What you will do →
Write out the whole listing again, exactly as given.

Information supplied →
########################################
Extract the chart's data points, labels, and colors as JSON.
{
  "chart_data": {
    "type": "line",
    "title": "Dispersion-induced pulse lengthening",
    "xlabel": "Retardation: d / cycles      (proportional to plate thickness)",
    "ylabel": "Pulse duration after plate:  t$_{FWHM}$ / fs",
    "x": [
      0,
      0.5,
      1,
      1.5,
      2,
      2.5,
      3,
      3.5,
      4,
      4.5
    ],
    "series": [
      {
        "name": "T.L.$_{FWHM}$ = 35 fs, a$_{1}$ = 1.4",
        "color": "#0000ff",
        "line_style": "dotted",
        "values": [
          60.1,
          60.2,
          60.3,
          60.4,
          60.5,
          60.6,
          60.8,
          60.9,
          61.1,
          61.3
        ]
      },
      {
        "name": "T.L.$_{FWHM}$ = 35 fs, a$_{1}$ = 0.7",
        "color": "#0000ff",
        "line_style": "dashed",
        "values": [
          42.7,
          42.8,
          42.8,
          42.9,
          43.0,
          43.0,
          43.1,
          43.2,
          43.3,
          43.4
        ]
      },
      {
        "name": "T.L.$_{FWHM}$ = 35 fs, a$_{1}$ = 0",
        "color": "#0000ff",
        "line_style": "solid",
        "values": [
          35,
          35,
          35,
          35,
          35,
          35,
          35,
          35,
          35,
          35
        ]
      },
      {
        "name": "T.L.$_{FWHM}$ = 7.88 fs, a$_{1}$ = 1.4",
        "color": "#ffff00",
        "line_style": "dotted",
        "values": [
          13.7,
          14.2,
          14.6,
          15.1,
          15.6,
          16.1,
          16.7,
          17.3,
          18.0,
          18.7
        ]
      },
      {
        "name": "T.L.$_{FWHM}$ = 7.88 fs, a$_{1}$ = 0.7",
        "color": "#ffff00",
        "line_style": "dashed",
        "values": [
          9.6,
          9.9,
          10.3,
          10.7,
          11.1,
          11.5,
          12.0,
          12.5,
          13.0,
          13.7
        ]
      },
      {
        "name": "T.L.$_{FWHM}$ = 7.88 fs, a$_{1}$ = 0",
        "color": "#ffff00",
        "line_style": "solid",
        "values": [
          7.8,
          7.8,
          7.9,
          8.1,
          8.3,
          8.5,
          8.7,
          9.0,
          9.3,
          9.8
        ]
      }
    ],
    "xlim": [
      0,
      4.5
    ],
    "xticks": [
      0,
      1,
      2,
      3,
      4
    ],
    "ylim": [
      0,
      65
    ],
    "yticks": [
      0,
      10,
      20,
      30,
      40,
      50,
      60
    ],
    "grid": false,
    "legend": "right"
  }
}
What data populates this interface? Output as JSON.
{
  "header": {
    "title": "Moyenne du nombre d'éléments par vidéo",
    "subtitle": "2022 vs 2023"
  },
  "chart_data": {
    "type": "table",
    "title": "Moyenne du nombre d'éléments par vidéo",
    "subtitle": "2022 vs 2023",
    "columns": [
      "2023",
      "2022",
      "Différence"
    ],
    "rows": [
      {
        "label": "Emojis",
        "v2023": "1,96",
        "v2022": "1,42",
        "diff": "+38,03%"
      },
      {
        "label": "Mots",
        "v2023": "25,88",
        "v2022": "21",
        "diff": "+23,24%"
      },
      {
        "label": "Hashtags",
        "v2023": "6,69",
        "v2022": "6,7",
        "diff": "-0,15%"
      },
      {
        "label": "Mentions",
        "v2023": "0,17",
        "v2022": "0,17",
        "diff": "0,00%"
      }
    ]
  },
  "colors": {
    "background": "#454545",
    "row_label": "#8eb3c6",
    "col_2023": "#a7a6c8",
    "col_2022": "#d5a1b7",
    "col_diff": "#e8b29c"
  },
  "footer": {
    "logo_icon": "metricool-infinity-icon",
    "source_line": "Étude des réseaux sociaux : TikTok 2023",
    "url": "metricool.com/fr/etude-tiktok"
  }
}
########################################
Exercise solution →
Extract the chart's data points, labels, and colors as JSON.
{
  "chart_data": {
    "type": "line",
    "title": "Dispersion-induced pulse lengthening",
    "xlabel": "Retardation: d / cycles      (proportional to plate thickness)",
    "ylabel": "Pulse duration after plate:  t$_{FWHM}$ / fs",
    "x": [
      0,
      0.5,
      1,
      1.5,
      2,
      2.5,
      3,
      3.5,
      4,
      4.5
    ],
    "series": [
      {
        "name": "T.L.$_{FWHM}$ = 35 fs, a$_{1}$ = 1.4",
        "color": "#0000ff",
        "line_style": "dotted",
        "values": [
          60.1,
          60.2,
          60.3,
          60.4,
          60.5,
          60.6,
          60.8,
          60.9,
          61.1,
          61.3
        ]
      },
      {
        "name": "T.L.$_{FWHM}$ = 35 fs, a$_{1}$ = 0.7",
        "color": "#0000ff",
        "line_style": "dashed",
        "values": [
          42.7,
          42.8,
          42.8,
          42.9,
          43.0,
          43.0,
          43.1,
          43.2,
          43.3,
          43.4
        ]
      },
      {
        "name": "T.L.$_{FWHM}$ = 35 fs, a$_{1}$ = 0",
        "color": "#0000ff",
        "line_style": "solid",
        "values": [
          35,
          35,
          35,
          35,
          35,
          35,
          35,
          35,
          35,
          35
        ]
      },
      {
        "name": "T.L.$_{FWHM}$ = 7.88 fs, a$_{1}$ = 1.4",
        "color": "#ffff00",
        "line_style": "dotted",
        "values": [
          13.7,
          14.2,
          14.6,
          15.1,
          15.6,
          16.1,
          16.7,
          17.3,
          18.0,
          18.7
        ]
      },
      {
        "name": "T.L.$_{FWHM}$ = 7.88 fs, a$_{1}$ = 0.7",
        "color": "#ffff00",
        "line_style": "dashed",
        "values": [
          9.6,
          9.9,
          10.3,
          10.7,
          11.1,
          11.5,
          12.0,
          12.5,
          13.0,
          13.7
        ]
      },
      {
        "name": "T.L.$_{FWHM}$ = 7.88 fs, a$_{1}$ = 0",
        "color": "#ffff00",
        "line_style": "solid",
        "values": [
          7.8,
          7.8,
          7.9,
          8.1,
          8.3,
          8.5,
          8.7,
          9.0,
          9.3,
          9.8
        ]
      }
    ],
    "xlim": [
      0,
      4.5
    ],
    "xticks": [
      0,
      1,
      2,
      3,
      4
    ],
    "ylim": [
      0,
      65
    ],
    "yticks": [
      0,
      10,
      20,
      30,
      40,
      50,
      60
    ],
    "grid": false,
    "legend": "right"
  }
}
What data populates this interface? Output as JSON.
{
  "header": {
    "title": "Moyenne du nombre d'éléments par vidéo",
    "subtitle": "2022 vs 2023"
  },
  "chart_data": {
    "type": "table",
    "title": "Moyenne du nombre d'éléments par vidéo",
    "subtitle": "2022 vs 2023",
    "columns": [
      "2023",
      "2022",
      "Différence"
    ],
    "rows": [
      {
        "label": "Emojis",
        "v2023": "1,96",
        "v2022": "1,42",
        "diff": "+38,03%"
      },
      {
        "label": "Mots",
        "v2023": "25,88",
        "v2022": "21",
        "diff": "+23,24%"
      },
      {
        "label": "Hashtags",
        "v2023": "6,69",
        "v2022": "6,7",
        "diff": "-0,15%"
      },
      {
        "label": "Mentions",
        "v2023": "0,17",
        "v2022": "0,17",
        "diff": "0,00%"
      }
    ]
  },
  "colors": {
    "background": "#454545",
    "row_label": "#8eb3c6",
    "col_2023": "#a7a6c8",
    "col_2022": "#d5a1b7",
    "col_diff": "#e8b29c"
  },
  "footer": {
    "logo_icon": "metricool-infinity-icon",
    "source_line": "Étude des réseaux sociaux : TikTok 2023",
    "url": "metricool.com/fr/etude-tiktok"
  }
}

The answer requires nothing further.